GIVEN EXERCISE |
Using the records below, locate all lines containing "JSON" and return them.

DATA SHOWN |
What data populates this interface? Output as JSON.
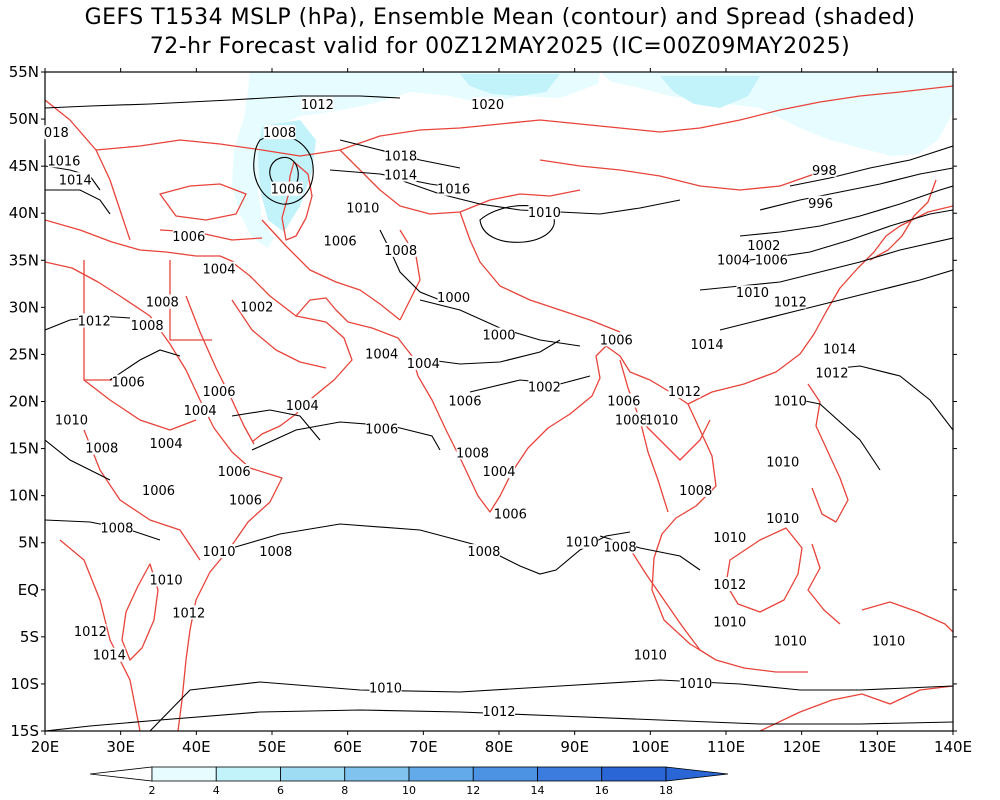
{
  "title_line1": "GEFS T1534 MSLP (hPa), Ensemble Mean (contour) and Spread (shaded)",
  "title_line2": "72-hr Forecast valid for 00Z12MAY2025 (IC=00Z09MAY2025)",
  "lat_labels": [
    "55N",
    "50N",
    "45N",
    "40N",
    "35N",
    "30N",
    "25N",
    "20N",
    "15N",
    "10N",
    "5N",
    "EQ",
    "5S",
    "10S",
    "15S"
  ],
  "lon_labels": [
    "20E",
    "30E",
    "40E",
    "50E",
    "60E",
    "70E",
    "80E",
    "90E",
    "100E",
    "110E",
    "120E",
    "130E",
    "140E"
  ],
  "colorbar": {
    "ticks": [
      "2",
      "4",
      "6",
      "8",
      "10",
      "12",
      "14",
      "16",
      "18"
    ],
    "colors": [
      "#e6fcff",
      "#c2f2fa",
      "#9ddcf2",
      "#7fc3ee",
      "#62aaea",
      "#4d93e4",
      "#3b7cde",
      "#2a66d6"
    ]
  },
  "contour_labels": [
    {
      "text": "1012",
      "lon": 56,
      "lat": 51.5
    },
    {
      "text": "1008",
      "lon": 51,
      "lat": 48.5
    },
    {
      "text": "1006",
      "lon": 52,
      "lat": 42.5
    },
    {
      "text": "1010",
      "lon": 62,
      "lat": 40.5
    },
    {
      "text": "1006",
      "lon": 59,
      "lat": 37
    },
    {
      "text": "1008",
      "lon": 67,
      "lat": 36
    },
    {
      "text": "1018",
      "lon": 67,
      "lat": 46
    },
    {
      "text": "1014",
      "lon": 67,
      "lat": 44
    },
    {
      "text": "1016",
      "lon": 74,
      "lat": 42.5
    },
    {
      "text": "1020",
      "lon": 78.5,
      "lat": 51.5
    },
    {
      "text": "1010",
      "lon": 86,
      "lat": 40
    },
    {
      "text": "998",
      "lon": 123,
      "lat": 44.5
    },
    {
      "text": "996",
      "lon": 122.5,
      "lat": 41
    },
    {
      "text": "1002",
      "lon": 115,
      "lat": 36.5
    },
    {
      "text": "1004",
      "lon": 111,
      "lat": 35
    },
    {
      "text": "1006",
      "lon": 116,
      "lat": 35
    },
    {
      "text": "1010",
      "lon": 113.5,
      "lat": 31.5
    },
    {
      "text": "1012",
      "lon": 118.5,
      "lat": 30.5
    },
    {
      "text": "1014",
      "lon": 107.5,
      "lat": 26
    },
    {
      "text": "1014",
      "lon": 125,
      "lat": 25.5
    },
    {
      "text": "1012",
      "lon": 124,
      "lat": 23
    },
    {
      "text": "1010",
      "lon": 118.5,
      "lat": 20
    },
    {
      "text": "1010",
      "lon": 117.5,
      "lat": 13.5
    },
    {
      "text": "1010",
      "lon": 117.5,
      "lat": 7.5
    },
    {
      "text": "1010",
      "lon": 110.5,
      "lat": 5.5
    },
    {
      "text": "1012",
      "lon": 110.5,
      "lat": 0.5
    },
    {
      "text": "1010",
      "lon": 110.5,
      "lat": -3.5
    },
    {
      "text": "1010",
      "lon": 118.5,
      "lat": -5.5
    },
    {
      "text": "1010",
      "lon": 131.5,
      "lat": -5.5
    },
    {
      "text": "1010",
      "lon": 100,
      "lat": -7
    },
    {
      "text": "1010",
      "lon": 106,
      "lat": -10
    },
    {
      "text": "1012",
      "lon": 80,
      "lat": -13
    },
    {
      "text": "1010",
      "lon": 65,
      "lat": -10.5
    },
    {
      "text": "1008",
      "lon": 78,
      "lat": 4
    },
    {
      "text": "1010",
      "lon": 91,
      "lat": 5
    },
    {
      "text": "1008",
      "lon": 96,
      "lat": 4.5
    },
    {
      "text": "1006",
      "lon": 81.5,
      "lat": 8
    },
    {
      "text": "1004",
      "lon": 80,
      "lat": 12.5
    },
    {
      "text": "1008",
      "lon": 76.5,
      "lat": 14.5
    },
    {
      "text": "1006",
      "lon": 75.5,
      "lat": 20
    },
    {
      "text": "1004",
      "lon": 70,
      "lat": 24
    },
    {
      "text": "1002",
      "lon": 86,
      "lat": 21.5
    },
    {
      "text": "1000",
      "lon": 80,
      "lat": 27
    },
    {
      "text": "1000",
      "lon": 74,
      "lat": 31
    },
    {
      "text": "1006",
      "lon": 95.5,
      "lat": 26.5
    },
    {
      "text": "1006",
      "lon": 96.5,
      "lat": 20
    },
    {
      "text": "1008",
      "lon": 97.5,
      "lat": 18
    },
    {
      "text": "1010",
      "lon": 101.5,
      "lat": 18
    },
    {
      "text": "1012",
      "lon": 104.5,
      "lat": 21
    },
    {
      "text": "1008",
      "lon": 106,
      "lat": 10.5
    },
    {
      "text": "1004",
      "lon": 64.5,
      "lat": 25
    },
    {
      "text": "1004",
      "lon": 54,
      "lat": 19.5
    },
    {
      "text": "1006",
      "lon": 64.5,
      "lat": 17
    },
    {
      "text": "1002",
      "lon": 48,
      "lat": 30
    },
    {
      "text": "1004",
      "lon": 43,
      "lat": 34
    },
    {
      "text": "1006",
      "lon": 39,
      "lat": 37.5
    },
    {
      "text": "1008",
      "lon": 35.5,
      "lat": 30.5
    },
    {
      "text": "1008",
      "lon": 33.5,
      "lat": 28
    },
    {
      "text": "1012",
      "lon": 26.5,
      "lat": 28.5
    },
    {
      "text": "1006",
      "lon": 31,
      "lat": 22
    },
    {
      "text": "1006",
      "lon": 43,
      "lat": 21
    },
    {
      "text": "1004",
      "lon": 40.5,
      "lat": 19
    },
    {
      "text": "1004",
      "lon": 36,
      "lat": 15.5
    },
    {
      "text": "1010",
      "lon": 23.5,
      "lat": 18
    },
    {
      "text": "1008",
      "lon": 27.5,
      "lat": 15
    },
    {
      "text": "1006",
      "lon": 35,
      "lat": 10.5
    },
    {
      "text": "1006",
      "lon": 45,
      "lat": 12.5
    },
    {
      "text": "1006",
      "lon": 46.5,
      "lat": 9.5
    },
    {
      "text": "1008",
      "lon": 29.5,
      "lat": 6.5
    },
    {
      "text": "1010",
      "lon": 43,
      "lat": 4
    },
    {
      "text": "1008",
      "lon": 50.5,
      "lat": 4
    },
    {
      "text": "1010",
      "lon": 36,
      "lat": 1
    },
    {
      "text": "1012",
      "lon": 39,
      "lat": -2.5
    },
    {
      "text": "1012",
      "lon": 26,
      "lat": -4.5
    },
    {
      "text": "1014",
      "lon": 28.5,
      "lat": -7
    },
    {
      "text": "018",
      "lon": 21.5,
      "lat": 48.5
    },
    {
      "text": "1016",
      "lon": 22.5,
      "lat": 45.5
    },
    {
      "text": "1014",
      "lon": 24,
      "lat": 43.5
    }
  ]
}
...
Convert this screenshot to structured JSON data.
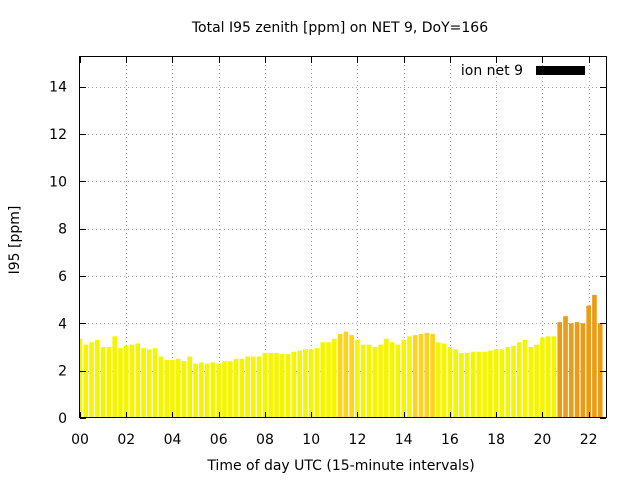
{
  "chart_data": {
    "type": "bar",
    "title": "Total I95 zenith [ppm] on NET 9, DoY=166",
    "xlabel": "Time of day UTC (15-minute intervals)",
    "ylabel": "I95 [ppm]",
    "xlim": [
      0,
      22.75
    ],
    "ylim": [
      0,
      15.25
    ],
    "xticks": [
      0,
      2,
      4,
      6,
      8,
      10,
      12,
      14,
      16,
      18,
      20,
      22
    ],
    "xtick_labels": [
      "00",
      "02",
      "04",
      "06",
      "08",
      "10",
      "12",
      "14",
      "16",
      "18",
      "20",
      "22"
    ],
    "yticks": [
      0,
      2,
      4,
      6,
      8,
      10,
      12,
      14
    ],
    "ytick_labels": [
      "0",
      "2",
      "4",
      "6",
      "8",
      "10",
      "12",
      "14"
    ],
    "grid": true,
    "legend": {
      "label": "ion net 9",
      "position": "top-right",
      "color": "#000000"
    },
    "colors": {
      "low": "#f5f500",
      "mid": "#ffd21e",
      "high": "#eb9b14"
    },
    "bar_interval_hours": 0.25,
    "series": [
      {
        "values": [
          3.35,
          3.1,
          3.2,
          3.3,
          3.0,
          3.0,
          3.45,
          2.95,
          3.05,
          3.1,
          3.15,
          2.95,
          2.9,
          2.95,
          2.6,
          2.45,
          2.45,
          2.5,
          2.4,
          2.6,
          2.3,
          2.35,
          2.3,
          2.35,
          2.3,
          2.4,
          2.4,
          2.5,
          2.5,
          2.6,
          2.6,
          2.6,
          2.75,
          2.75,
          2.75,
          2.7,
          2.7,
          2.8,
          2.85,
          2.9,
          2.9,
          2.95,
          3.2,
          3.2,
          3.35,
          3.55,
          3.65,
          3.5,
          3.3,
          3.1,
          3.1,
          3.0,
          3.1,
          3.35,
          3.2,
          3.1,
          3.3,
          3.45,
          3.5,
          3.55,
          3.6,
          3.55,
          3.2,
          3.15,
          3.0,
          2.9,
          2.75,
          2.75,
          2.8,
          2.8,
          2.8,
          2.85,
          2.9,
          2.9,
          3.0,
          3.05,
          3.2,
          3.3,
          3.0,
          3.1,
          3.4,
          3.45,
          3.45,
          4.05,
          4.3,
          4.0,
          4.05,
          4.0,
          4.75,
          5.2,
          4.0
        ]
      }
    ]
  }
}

SOLUTION FOR THIS EXERCISE |
What data populates this interface? Output as JSON.
Convert this screenshot to structured JSON data.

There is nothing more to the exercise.